■ WHAT IS BEING ASKED
Go through the entries and say how many lines contain the string "JSON". The number is the whole answer.

-- START --

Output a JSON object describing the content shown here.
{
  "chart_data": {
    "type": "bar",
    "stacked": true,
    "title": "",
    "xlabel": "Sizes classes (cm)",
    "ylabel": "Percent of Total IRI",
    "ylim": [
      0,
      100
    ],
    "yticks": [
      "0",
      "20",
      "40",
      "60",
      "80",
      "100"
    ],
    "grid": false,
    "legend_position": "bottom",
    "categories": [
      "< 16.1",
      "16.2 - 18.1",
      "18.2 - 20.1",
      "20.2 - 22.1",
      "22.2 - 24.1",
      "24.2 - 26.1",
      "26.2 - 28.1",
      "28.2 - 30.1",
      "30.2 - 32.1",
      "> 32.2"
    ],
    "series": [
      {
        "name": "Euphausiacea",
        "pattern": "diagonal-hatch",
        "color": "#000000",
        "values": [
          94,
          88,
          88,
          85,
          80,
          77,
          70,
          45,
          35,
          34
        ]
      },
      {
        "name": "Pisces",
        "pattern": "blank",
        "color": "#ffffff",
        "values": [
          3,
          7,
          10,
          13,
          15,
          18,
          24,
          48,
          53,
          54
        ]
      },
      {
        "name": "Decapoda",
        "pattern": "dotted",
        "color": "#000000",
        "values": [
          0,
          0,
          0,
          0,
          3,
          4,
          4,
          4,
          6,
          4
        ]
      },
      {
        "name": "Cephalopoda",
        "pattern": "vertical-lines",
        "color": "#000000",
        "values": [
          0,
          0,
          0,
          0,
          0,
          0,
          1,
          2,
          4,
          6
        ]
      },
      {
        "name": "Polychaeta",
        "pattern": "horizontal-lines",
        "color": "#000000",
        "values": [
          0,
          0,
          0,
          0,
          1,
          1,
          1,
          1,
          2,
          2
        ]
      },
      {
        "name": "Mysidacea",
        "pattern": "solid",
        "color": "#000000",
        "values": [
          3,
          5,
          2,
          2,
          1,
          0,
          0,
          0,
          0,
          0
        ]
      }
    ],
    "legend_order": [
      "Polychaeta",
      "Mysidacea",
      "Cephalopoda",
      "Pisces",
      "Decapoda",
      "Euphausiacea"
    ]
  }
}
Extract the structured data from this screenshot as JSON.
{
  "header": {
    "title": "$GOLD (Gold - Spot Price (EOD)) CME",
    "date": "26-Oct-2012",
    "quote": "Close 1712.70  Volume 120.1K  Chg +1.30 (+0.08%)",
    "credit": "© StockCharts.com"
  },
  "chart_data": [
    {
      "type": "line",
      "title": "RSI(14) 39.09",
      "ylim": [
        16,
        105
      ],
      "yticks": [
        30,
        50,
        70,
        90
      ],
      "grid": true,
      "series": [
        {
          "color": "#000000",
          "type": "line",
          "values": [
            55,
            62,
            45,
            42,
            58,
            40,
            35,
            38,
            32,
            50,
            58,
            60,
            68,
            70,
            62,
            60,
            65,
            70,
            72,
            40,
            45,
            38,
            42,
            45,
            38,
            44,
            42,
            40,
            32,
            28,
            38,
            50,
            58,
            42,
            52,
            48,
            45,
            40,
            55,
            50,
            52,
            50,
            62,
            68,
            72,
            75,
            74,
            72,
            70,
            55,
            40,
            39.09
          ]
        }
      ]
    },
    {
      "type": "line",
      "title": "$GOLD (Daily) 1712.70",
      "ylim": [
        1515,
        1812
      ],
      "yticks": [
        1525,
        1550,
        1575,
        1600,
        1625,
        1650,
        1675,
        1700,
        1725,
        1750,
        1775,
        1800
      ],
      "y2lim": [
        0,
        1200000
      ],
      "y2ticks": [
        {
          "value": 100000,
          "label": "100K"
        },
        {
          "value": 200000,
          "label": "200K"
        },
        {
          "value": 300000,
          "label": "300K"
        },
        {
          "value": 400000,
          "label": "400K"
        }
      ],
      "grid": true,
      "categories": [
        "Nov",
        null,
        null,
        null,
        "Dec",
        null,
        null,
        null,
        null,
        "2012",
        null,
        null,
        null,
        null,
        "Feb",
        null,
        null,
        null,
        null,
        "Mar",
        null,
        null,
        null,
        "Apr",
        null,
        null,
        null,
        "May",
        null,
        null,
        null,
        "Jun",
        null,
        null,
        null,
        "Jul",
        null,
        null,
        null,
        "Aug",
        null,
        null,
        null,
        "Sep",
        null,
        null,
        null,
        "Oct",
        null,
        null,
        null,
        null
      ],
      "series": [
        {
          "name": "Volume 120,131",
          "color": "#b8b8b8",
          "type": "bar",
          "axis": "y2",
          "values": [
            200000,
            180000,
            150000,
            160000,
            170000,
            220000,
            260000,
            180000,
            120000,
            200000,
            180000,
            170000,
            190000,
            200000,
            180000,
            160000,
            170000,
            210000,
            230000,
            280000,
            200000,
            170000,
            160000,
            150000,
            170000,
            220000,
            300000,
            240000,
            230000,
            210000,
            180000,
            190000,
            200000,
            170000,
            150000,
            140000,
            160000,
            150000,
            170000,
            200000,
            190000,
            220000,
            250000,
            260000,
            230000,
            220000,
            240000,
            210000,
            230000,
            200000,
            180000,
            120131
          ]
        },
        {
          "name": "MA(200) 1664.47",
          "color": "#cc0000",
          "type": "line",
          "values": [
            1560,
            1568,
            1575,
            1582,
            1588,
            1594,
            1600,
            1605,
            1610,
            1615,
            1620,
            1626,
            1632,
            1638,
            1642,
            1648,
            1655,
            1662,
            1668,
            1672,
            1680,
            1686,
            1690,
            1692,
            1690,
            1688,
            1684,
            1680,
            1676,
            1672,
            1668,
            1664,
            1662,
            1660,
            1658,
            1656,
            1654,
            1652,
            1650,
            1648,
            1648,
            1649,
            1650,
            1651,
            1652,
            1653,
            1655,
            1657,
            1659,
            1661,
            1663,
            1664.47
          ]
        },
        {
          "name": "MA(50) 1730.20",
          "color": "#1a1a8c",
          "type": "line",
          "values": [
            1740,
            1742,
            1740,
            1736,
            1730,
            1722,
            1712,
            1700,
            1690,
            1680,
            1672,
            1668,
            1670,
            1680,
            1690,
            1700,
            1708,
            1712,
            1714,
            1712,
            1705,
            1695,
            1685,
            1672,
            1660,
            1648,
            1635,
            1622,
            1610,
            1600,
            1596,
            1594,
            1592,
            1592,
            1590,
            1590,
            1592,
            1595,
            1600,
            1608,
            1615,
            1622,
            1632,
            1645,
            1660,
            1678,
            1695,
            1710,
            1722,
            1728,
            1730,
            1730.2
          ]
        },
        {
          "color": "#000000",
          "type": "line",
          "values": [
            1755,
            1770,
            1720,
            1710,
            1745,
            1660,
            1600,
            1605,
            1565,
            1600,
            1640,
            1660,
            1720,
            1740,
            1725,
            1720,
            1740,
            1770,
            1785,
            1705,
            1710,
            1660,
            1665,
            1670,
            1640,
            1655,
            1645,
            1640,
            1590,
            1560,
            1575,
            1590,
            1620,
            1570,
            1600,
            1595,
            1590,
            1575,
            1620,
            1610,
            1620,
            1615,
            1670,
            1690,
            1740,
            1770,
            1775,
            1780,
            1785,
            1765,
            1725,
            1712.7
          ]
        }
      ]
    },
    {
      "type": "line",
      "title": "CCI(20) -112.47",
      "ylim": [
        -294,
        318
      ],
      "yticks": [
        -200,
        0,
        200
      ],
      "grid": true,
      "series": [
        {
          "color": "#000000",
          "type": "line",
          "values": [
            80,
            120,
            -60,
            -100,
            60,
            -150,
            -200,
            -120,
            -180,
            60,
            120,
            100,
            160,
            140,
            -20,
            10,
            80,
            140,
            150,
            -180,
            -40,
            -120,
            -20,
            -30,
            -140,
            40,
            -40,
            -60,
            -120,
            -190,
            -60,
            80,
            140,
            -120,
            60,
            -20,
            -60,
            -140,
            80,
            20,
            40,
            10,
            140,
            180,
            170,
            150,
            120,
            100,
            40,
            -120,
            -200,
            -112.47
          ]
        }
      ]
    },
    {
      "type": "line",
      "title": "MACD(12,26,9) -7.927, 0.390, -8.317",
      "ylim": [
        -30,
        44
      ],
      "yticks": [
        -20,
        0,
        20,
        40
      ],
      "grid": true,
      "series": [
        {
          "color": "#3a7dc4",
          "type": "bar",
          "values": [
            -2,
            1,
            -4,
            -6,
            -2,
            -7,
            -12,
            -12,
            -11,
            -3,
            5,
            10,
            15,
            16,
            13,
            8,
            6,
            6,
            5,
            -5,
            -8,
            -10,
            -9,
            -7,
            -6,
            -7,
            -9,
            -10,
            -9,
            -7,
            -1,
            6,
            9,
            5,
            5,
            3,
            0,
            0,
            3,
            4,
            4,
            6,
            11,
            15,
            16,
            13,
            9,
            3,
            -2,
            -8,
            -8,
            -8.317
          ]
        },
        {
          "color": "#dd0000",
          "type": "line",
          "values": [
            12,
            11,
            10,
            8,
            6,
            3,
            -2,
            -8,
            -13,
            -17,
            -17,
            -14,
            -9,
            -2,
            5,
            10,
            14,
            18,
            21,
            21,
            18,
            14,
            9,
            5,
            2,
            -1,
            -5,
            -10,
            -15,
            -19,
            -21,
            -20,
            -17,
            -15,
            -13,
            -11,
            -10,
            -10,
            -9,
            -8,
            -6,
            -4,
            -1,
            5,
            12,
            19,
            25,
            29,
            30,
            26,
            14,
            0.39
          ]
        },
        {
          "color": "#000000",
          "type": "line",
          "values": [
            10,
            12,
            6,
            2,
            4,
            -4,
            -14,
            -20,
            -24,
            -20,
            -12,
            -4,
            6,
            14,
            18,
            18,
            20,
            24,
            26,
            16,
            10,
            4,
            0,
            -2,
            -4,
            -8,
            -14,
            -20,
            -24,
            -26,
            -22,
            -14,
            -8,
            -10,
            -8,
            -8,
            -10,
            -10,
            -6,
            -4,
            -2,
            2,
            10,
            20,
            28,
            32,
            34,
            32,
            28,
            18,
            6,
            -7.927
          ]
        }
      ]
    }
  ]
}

-- END --

■ SOLUTION TO THE EXERCISE
2